* start DATA ENTRIES *

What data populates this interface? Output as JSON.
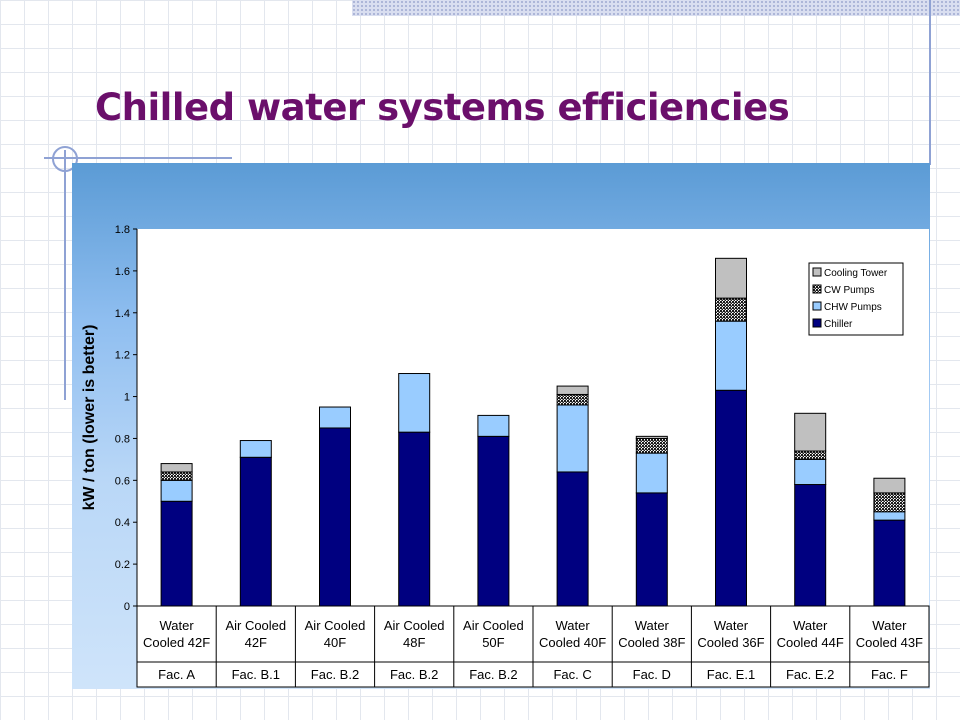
{
  "slide": {
    "title": "Chilled water systems efficiencies"
  },
  "colors": {
    "title": "#6b0f6b",
    "chiller": "#000080",
    "chw_pumps": "#99ccff",
    "cw_pumps": "#333333",
    "cooling_tower": "#c0c0c0"
  },
  "chart_data": {
    "type": "bar",
    "stacked": true,
    "ylabel": "kW / ton (lower is better)",
    "xlabel": "",
    "ylim": [
      0,
      1.8
    ],
    "yticks": [
      "0",
      "0.2",
      "0.4",
      "0.6",
      "0.8",
      "1",
      "1.2",
      "1.4",
      "1.6",
      "1.8"
    ],
    "grid": false,
    "legend_position": "top-right",
    "categories": [
      {
        "line1": "Water",
        "line2": "Cooled 42F",
        "facility": "Fac. A"
      },
      {
        "line1": "Air Cooled",
        "line2": "42F",
        "facility": "Fac. B.1"
      },
      {
        "line1": "Air Cooled",
        "line2": "40F",
        "facility": "Fac. B.2"
      },
      {
        "line1": "Air Cooled",
        "line2": "48F",
        "facility": "Fac. B.2"
      },
      {
        "line1": "Air Cooled",
        "line2": "50F",
        "facility": "Fac. B.2"
      },
      {
        "line1": "Water",
        "line2": "Cooled 40F",
        "facility": "Fac. C"
      },
      {
        "line1": "Water",
        "line2": "Cooled 38F",
        "facility": "Fac. D"
      },
      {
        "line1": "Water",
        "line2": "Cooled 36F",
        "facility": "Fac. E.1"
      },
      {
        "line1": "Water",
        "line2": "Cooled 44F",
        "facility": "Fac. E.2"
      },
      {
        "line1": "Water",
        "line2": "Cooled 43F",
        "facility": "Fac. F"
      }
    ],
    "series": [
      {
        "name": "Chiller",
        "color": "#000080",
        "pattern": "solid",
        "values": [
          0.5,
          0.71,
          0.85,
          0.83,
          0.81,
          0.64,
          0.54,
          1.03,
          0.58,
          0.41
        ]
      },
      {
        "name": "CHW Pumps",
        "color": "#99ccff",
        "pattern": "solid",
        "values": [
          0.1,
          0.08,
          0.1,
          0.28,
          0.1,
          0.32,
          0.19,
          0.33,
          0.12,
          0.04
        ]
      },
      {
        "name": "CW Pumps",
        "color": "#333333",
        "pattern": "dotted",
        "values": [
          0.04,
          0.0,
          0.0,
          0.0,
          0.0,
          0.05,
          0.07,
          0.11,
          0.04,
          0.09
        ]
      },
      {
        "name": "Cooling Tower",
        "color": "#c0c0c0",
        "pattern": "solid",
        "values": [
          0.04,
          0.0,
          0.0,
          0.0,
          0.0,
          0.04,
          0.01,
          0.19,
          0.18,
          0.07
        ]
      }
    ],
    "legend_order": [
      "Cooling Tower",
      "CW Pumps",
      "CHW Pumps",
      "Chiller"
    ]
  }
}
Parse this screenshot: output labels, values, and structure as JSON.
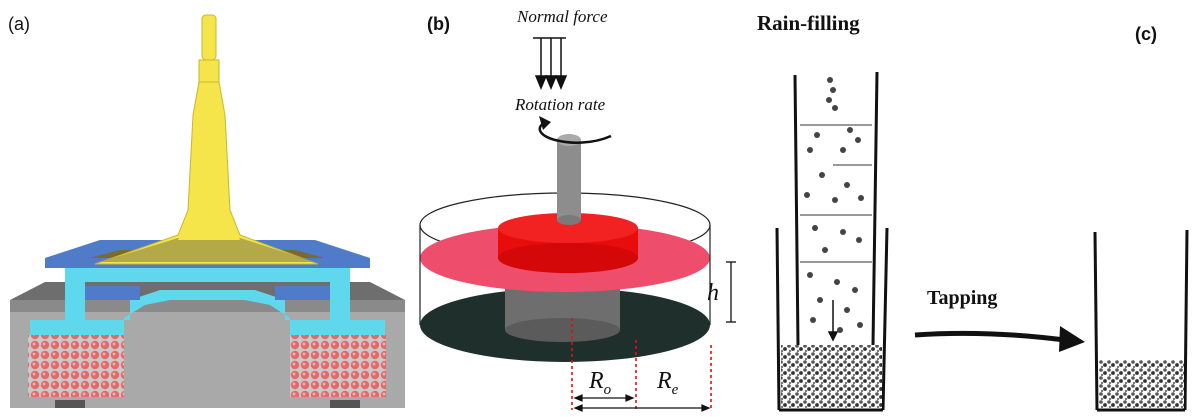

* end DATA ENTRIES *

TASK TO COMPLETE
Repeat the data exactly, excluding the pictures.

OUTPUT FOR THIS EXERCISE
What data populates this interface? Output as JSON.
{
  "slide": {
    "title": "Chilled water systems efficiencies"
  },
  "colors": {
    "title": "#6b0f6b",
    "chiller": "#000080",
    "chw_pumps": "#99ccff",
    "cw_pumps": "#333333",
    "cooling_tower": "#c0c0c0"
  },
  "chart_data": {
    "type": "bar",
    "stacked": true,
    "ylabel": "kW / ton (lower is better)",
    "xlabel": "",
    "ylim": [
      0,
      1.8
    ],
    "yticks": [
      "0",
      "0.2",
      "0.4",
      "0.6",
      "0.8",
      "1",
      "1.2",
      "1.4",
      "1.6",
      "1.8"
    ],
    "grid": false,
    "legend_position": "top-right",
    "categories": [
      {
        "line1": "Water",
        "line2": "Cooled 42F",
        "facility": "Fac. A"
      },
      {
        "line1": "Air Cooled",
        "line2": "42F",
        "facility": "Fac. B.1"
      },
      {
        "line1": "Air Cooled",
        "line2": "40F",
        "facility": "Fac. B.2"
      },
      {
        "line1": "Air Cooled",
        "line2": "48F",
        "facility": "Fac. B.2"
      },
      {
        "line1": "Air Cooled",
        "line2": "50F",
        "facility": "Fac. B.2"
      },
      {
        "line1": "Water",
        "line2": "Cooled 40F",
        "facility": "Fac. C"
      },
      {
        "line1": "Water",
        "line2": "Cooled 38F",
        "facility": "Fac. D"
      },
      {
        "line1": "Water",
        "line2": "Cooled 36F",
        "facility": "Fac. E.1"
      },
      {
        "line1": "Water",
        "line2": "Cooled 44F",
        "facility": "Fac. E.2"
      },
      {
        "line1": "Water",
        "line2": "Cooled 43F",
        "facility": "Fac. F"
      }
    ],
    "series": [
      {
        "name": "Chiller",
        "color": "#000080",
        "pattern": "solid",
        "values": [
          0.5,
          0.71,
          0.85,
          0.83,
          0.81,
          0.64,
          0.54,
          1.03,
          0.58,
          0.41
        ]
      },
      {
        "name": "CHW Pumps",
        "color": "#99ccff",
        "pattern": "solid",
        "values": [
          0.1,
          0.08,
          0.1,
          0.28,
          0.1,
          0.32,
          0.19,
          0.33,
          0.12,
          0.04
        ]
      },
      {
        "name": "CW Pumps",
        "color": "#333333",
        "pattern": "dotted",
        "values": [
          0.04,
          0.0,
          0.0,
          0.0,
          0.0,
          0.05,
          0.07,
          0.11,
          0.04,
          0.09
        ]
      },
      {
        "name": "Cooling Tower",
        "color": "#c0c0c0",
        "pattern": "solid",
        "values": [
          0.04,
          0.0,
          0.0,
          0.0,
          0.0,
          0.04,
          0.01,
          0.19,
          0.18,
          0.07
        ]
      }
    ],
    "legend_order": [
      "Cooling Tower",
      "CW Pumps",
      "CHW Pumps",
      "Chiller"
    ]
  }
}
Parse this screenshot: output labels, values, and structure as JSON.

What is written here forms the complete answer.